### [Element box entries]

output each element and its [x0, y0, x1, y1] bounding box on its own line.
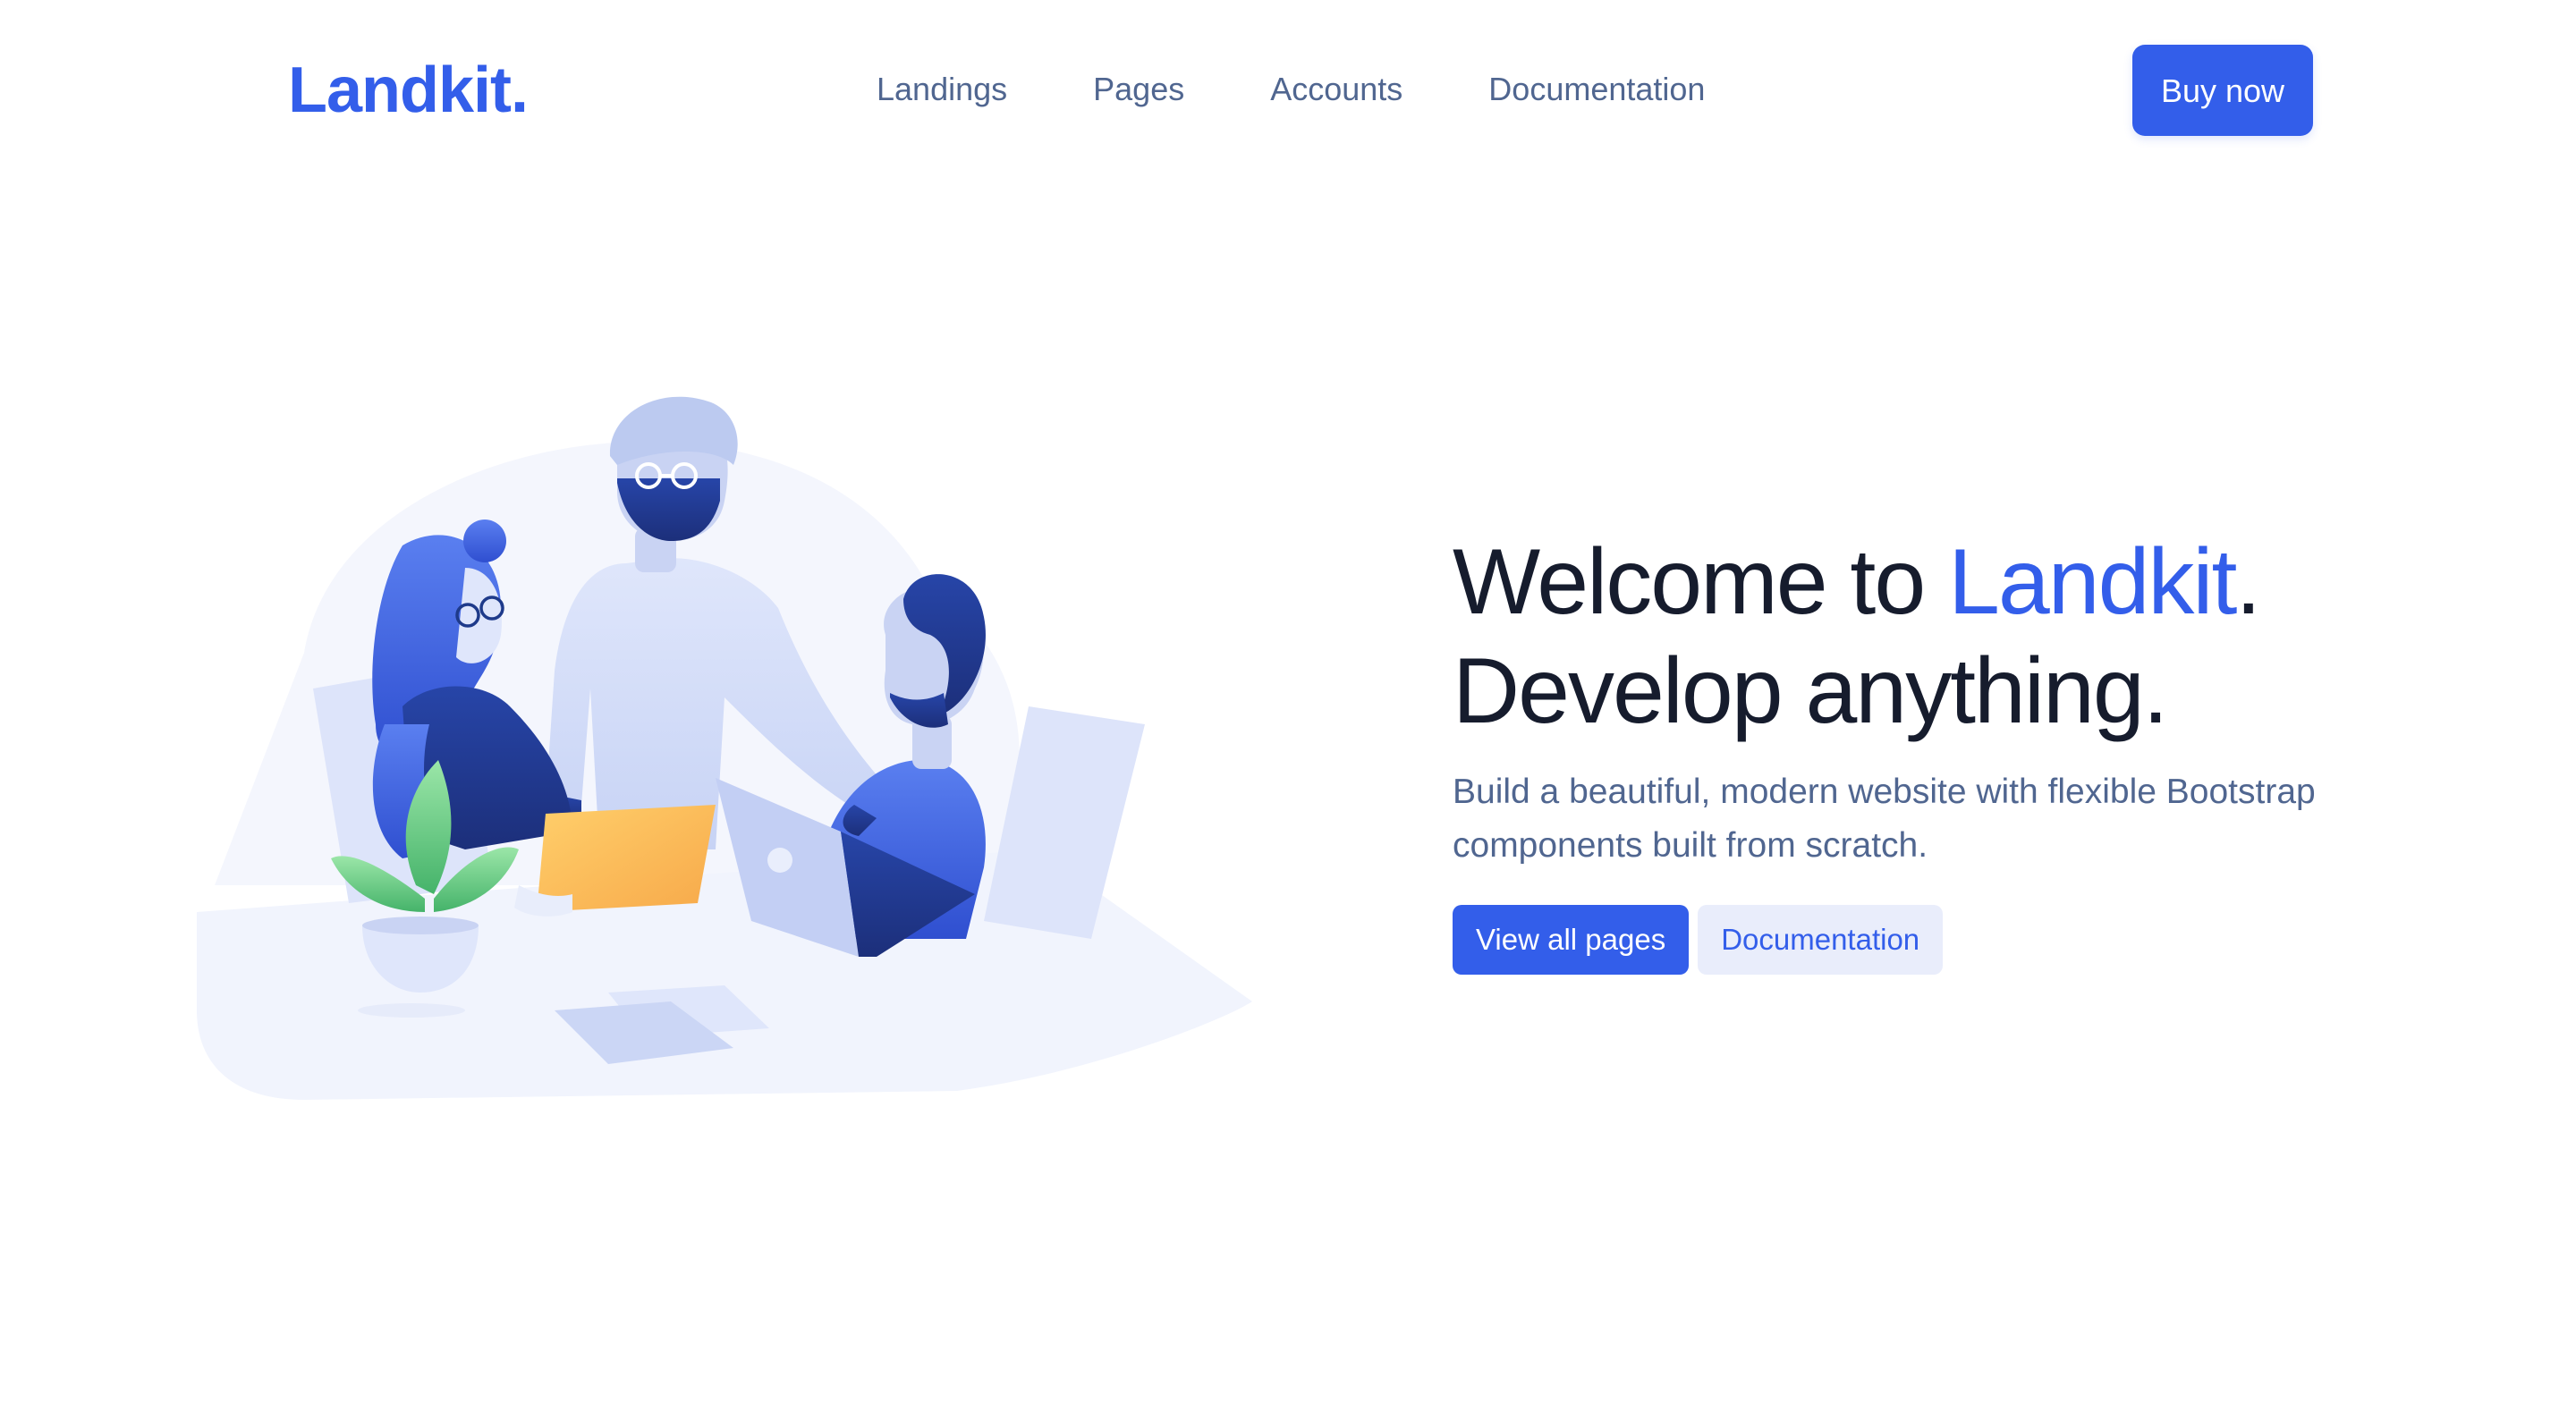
nav-link-landings[interactable]: Landings: [877, 64, 1007, 114]
page: Landkit. Landings Pages Accounts Documen…: [0, 0, 2576, 1411]
nav-links: Landings Pages Accounts Documentation: [877, 64, 1705, 114]
hero-title-accent: Landkit: [1948, 530, 2237, 634]
nav-link-accounts[interactable]: Accounts: [1270, 64, 1402, 114]
hero-text: Welcome to Landkit. Develop anything. Bui…: [1453, 528, 2436, 975]
view-all-pages-button[interactable]: View all pages: [1453, 905, 1690, 975]
nav-link-pages[interactable]: Pages: [1093, 64, 1184, 114]
buy-now-button[interactable]: Buy now: [2132, 45, 2313, 136]
hero-title-line2: Develop anything.: [1453, 639, 2169, 743]
hero-buttons: View all pages Documentation: [1453, 905, 2436, 975]
hero-illustration: [197, 396, 1252, 1100]
hero-title-prefix: Welcome to: [1453, 530, 1949, 634]
brand-logo[interactable]: Landkit.: [288, 50, 529, 131]
hero-title: Welcome to Landkit. Develop anything.: [1453, 528, 2436, 746]
hero-title-suffix: .: [2235, 530, 2261, 634]
hero-lead: Build a beautiful, modern website with f…: [1453, 773, 2316, 865]
nav-link-documentation[interactable]: Documentation: [1488, 64, 1705, 114]
navbar: Landkit. Landings Pages Accounts Documen…: [0, 0, 2576, 179]
documentation-button[interactable]: Documentation: [1698, 905, 1944, 975]
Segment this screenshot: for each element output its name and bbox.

### [Stated goal]
Copy out the lines of the entries above exactly, starting at the line that contains "nav-link-landings[interactable]: Landings: [877, 64, 1007, 114]" and ending at the last line of the entries, with both of those lines included.

### [Task answer]
nav-link-landings[interactable]: Landings: [877, 64, 1007, 114]
page: Landkit. Landings Pages Accounts Documen…: [0, 0, 2576, 1411]
nav-links: Landings Pages Accounts Documentation: [877, 64, 1705, 114]
hero-title-accent: Landkit: [1948, 530, 2237, 634]
nav-link-accounts[interactable]: Accounts: [1270, 64, 1402, 114]
hero-text: Welcome to Landkit. Develop anything. Bui…: [1453, 528, 2436, 975]
view-all-pages-button[interactable]: View all pages: [1453, 905, 1690, 975]
nav-link-pages[interactable]: Pages: [1093, 64, 1184, 114]
buy-now-button[interactable]: Buy now: [2132, 45, 2313, 136]
hero-title-line2: Develop anything.: [1453, 639, 2169, 743]
hero-buttons: View all pages Documentation: [1453, 905, 2436, 975]
hero-illustration: [197, 396, 1252, 1100]
hero-title-prefix: Welcome to: [1453, 530, 1949, 634]
brand-logo[interactable]: Landkit.: [288, 50, 529, 131]
hero-title: Welcome to Landkit. Develop anything.: [1453, 528, 2436, 746]
hero-title-suffix: .: [2235, 530, 2261, 634]
hero-lead: Build a beautiful, modern website with f…: [1453, 773, 2316, 865]
nav-link-documentation[interactable]: Documentation: [1488, 64, 1705, 114]
navbar: Landkit. Landings Pages Accounts Documen…: [0, 0, 2576, 179]
documentation-button[interactable]: Documentation: [1698, 905, 1944, 975]
Segment this screenshot: for each element output its name and bbox.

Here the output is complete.